| Exercise description |
Every line of the material below must be repeated exactly.

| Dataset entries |
/---
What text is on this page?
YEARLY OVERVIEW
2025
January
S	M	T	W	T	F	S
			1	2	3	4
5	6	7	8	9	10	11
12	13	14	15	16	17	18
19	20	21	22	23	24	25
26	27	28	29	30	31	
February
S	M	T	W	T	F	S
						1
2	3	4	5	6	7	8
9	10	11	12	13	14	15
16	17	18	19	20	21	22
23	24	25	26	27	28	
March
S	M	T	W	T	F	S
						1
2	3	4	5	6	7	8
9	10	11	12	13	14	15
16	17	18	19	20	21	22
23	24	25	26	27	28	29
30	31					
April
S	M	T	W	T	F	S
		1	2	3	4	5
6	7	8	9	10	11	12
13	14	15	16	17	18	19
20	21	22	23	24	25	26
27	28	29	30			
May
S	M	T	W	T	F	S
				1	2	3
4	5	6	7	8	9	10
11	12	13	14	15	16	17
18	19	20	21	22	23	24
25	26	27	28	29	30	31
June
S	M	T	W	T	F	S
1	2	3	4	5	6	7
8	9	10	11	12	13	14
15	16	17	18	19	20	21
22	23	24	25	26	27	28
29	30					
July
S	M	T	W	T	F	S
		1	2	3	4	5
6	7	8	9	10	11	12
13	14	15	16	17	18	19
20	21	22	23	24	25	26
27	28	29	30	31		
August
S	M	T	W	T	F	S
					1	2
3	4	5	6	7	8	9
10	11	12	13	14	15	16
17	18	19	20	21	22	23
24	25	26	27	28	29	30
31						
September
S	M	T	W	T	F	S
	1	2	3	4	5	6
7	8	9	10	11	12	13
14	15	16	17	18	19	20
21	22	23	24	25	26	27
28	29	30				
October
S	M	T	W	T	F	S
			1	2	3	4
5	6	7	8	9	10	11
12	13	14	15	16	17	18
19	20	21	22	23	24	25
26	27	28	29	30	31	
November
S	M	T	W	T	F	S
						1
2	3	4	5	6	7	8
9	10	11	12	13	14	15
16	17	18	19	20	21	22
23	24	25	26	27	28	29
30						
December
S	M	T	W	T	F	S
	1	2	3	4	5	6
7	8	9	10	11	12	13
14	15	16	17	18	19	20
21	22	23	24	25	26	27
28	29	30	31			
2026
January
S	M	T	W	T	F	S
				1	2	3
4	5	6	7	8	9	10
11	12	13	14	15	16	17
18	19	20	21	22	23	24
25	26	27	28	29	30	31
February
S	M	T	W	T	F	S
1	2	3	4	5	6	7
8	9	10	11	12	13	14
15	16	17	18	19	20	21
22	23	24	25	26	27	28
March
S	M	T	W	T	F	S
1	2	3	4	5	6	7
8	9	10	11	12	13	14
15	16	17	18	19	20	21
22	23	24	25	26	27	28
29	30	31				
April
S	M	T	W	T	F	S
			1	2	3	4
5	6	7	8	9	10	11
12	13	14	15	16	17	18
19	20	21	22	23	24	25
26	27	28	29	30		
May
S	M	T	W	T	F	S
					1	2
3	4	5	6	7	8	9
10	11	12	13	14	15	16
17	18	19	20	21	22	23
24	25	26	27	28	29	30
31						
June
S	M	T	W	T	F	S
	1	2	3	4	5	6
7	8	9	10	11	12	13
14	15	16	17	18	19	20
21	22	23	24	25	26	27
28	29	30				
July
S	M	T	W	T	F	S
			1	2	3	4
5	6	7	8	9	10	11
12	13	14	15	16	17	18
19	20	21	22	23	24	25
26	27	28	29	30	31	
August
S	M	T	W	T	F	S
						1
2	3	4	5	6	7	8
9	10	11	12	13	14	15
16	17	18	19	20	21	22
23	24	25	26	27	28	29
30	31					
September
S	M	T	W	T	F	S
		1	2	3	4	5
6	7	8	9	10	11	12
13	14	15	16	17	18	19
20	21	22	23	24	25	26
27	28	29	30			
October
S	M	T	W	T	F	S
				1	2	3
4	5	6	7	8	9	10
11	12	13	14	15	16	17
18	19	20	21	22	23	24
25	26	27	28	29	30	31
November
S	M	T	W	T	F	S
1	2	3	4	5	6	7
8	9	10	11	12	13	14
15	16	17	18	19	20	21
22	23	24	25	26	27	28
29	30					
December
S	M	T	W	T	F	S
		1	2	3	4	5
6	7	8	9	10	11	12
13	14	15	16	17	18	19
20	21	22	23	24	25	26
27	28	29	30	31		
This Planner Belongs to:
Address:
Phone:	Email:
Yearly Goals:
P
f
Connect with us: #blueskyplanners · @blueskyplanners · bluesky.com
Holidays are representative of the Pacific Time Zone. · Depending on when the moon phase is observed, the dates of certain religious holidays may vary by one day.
\---
| Answer to this exercise |
What text is on this page?
YEARLY OVERVIEW
2025
January
S	M	T	W	T	F	S
			1	2	3	4
5	6	7	8	9	10	11
12	13	14	15	16	17	18
19	20	21	22	23	24	25
26	27	28	29	30	31	
February
S	M	T	W	T	F	S
						1
2	3	4	5	6	7	8
9	10	11	12	13	14	15
16	17	18	19	20	21	22
23	24	25	26	27	28	
March
S	M	T	W	T	F	S
						1
2	3	4	5	6	7	8
9	10	11	12	13	14	15
16	17	18	19	20	21	22
23	24	25	26	27	28	29
30	31					
April
S	M	T	W	T	F	S
		1	2	3	4	5
6	7	8	9	10	11	12
13	14	15	16	17	18	19
20	21	22	23	24	25	26
27	28	29	30			
May
S	M	T	W	T	F	S
				1	2	3
4	5	6	7	8	9	10
11	12	13	14	15	16	17
18	19	20	21	22	23	24
25	26	27	28	29	30	31
June
S	M	T	W	T	F	S
1	2	3	4	5	6	7
8	9	10	11	12	13	14
15	16	17	18	19	20	21
22	23	24	25	26	27	28
29	30					
July
S	M	T	W	T	F	S
		1	2	3	4	5
6	7	8	9	10	11	12
13	14	15	16	17	18	19
20	21	22	23	24	25	26
27	28	29	30	31		
August
S	M	T	W	T	F	S
					1	2
3	4	5	6	7	8	9
10	11	12	13	14	15	16
17	18	19	20	21	22	23
24	25	26	27	28	29	30
31						
September
S	M	T	W	T	F	S
	1	2	3	4	5	6
7	8	9	10	11	12	13
14	15	16	17	18	19	20
21	22	23	24	25	26	27
28	29	30				
October
S	M	T	W	T	F	S
			1	2	3	4
5	6	7	8	9	10	11
12	13	14	15	16	17	18
19	20	21	22	23	24	25
26	27	28	29	30	31	
November
S	M	T	W	T	F	S
						1
2	3	4	5	6	7	8
9	10	11	12	13	14	15
16	17	18	19	20	21	22
23	24	25	26	27	28	29
30						
December
S	M	T	W	T	F	S
	1	2	3	4	5	6
7	8	9	10	11	12	13
14	15	16	17	18	19	20
21	22	23	24	25	26	27
28	29	30	31			
2026
January
S	M	T	W	T	F	S
				1	2	3
4	5	6	7	8	9	10
11	12	13	14	15	16	17
18	19	20	21	22	23	24
25	26	27	28	29	30	31
February
S	M	T	W	T	F	S
1	2	3	4	5	6	7
8	9	10	11	12	13	14
15	16	17	18	19	20	21
22	23	24	25	26	27	28
March
S	M	T	W	T	F	S
1	2	3	4	5	6	7
8	9	10	11	12	13	14
15	16	17	18	19	20	21
22	23	24	25	26	27	28
29	30	31				
April
S	M	T	W	T	F	S
			1	2	3	4
5	6	7	8	9	10	11
12	13	14	15	16	17	18
19	20	21	22	23	24	25
26	27	28	29	30		
May
S	M	T	W	T	F	S
					1	2
3	4	5	6	7	8	9
10	11	12	13	14	15	16
17	18	19	20	21	22	23
24	25	26	27	28	29	30
31						
June
S	M	T	W	T	F	S
	1	2	3	4	5	6
7	8	9	10	11	12	13
14	15	16	17	18	19	20
21	22	23	24	25	26	27
28	29	30				
July
S	M	T	W	T	F	S
			1	2	3	4
5	6	7	8	9	10	11
12	13	14	15	16	17	18
19	20	21	22	23	24	25
26	27	28	29	30	31	
August
S	M	T	W	T	F	S
						1
2	3	4	5	6	7	8
9	10	11	12	13	14	15
16	17	18	19	20	21	22
23	24	25	26	27	28	29
30	31					
September
S	M	T	W	T	F	S
		1	2	3	4	5
6	7	8	9	10	11	12
13	14	15	16	17	18	19
20	21	22	23	24	25	26
27	28	29	30			
October
S	M	T	W	T	F	S
				1	2	3
4	5	6	7	8	9	10
11	12	13	14	15	16	17
18	19	20	21	22	23	24
25	26	27	28	29	30	31
November
S	M	T	W	T	F	S
1	2	3	4	5	6	7
8	9	10	11	12	13	14
15	16	17	18	19	20	21
22	23	24	25	26	27	28
29	30					
December
S	M	T	W	T	F	S
		1	2	3	4	5
6	7	8	9	10	11	12
13	14	15	16	17	18	19
20	21	22	23	24	25	26
27	28	29	30	31		
This Planner Belongs to:
Address:
Phone:	Email:
Yearly Goals:
P
f
Connect with us: #blueskyplanners · @blueskyplanners · bluesky.com
Holidays are representative of the Pacific Time Zone. · Depending on when the moon phase is observed, the dates of certain religious holidays may vary by one day.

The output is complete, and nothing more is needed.